◆ **MATERIAL FOR THE TASK**

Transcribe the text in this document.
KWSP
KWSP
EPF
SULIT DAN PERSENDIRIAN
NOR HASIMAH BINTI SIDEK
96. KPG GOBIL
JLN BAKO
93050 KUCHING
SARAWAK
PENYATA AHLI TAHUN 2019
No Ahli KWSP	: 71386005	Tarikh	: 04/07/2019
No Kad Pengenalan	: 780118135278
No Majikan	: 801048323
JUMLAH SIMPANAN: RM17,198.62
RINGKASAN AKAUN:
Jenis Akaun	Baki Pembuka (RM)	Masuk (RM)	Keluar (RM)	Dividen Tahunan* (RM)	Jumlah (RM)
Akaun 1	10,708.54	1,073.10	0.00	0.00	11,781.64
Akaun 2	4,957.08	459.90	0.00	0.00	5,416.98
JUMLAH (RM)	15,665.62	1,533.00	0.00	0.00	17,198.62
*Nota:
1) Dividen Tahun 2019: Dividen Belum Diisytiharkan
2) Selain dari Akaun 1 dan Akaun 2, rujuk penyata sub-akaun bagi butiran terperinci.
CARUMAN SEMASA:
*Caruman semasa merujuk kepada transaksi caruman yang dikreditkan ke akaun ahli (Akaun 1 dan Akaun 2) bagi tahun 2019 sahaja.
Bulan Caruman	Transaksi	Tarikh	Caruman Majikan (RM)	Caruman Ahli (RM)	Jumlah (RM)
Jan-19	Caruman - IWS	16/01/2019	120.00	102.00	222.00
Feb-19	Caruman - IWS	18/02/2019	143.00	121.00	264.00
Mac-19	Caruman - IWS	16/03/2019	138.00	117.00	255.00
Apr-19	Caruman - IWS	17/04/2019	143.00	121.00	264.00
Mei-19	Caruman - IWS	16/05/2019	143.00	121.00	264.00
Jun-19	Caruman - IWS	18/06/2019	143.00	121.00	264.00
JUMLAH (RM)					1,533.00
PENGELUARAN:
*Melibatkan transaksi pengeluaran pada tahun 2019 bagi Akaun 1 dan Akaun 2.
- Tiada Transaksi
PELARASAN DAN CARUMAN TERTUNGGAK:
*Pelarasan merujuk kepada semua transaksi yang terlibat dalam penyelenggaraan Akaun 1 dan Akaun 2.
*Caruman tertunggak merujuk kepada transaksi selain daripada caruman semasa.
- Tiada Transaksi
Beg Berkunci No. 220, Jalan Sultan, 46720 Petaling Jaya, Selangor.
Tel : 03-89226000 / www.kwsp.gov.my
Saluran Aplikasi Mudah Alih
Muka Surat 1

◆ **THE TASK**
Set down the listing above in full, please, exactly as it appears.

◆ **EXERCISE SOLUTION**
Transcribe the text in this document.
KWSP
KWSP
EPF
SULIT DAN PERSENDIRIAN
NOR HASIMAH BINTI SIDEK
96. KPG GOBIL
JLN BAKO
93050 KUCHING
SARAWAK
PENYATA AHLI TAHUN 2019
No Ahli KWSP	: 71386005	Tarikh	: 04/07/2019
No Kad Pengenalan	: 780118135278
No Majikan	: 801048323
JUMLAH SIMPANAN: RM17,198.62
RINGKASAN AKAUN:
Jenis Akaun	Baki Pembuka (RM)	Masuk (RM)	Keluar (RM)	Dividen Tahunan* (RM)	Jumlah (RM)
Akaun 1	10,708.54	1,073.10	0.00	0.00	11,781.64
Akaun 2	4,957.08	459.90	0.00	0.00	5,416.98
JUMLAH (RM)	15,665.62	1,533.00	0.00	0.00	17,198.62
*Nota:
1) Dividen Tahun 2019: Dividen Belum Diisytiharkan
2) Selain dari Akaun 1 dan Akaun 2, rujuk penyata sub-akaun bagi butiran terperinci.
CARUMAN SEMASA:
*Caruman semasa merujuk kepada transaksi caruman yang dikreditkan ke akaun ahli (Akaun 1 dan Akaun 2) bagi tahun 2019 sahaja.
Bulan Caruman	Transaksi	Tarikh	Caruman Majikan (RM)	Caruman Ahli (RM)	Jumlah (RM)
Jan-19	Caruman - IWS	16/01/2019	120.00	102.00	222.00
Feb-19	Caruman - IWS	18/02/2019	143.00	121.00	264.00
Mac-19	Caruman - IWS	16/03/2019	138.00	117.00	255.00
Apr-19	Caruman - IWS	17/04/2019	143.00	121.00	264.00
Mei-19	Caruman - IWS	16/05/2019	143.00	121.00	264.00
Jun-19	Caruman - IWS	18/06/2019	143.00	121.00	264.00
JUMLAH (RM)					1,533.00
PENGELUARAN:
*Melibatkan transaksi pengeluaran pada tahun 2019 bagi Akaun 1 dan Akaun 2.
- Tiada Transaksi
PELARASAN DAN CARUMAN TERTUNGGAK:
*Pelarasan merujuk kepada semua transaksi yang terlibat dalam penyelenggaraan Akaun 1 dan Akaun 2.
*Caruman tertunggak merujuk kepada transaksi selain daripada caruman semasa.
- Tiada Transaksi
Beg Berkunci No. 220, Jalan Sultan, 46720 Petaling Jaya, Selangor.
Tel : 03-89226000 / www.kwsp.gov.my
Saluran Aplikasi Mudah Alih
Muka Surat 1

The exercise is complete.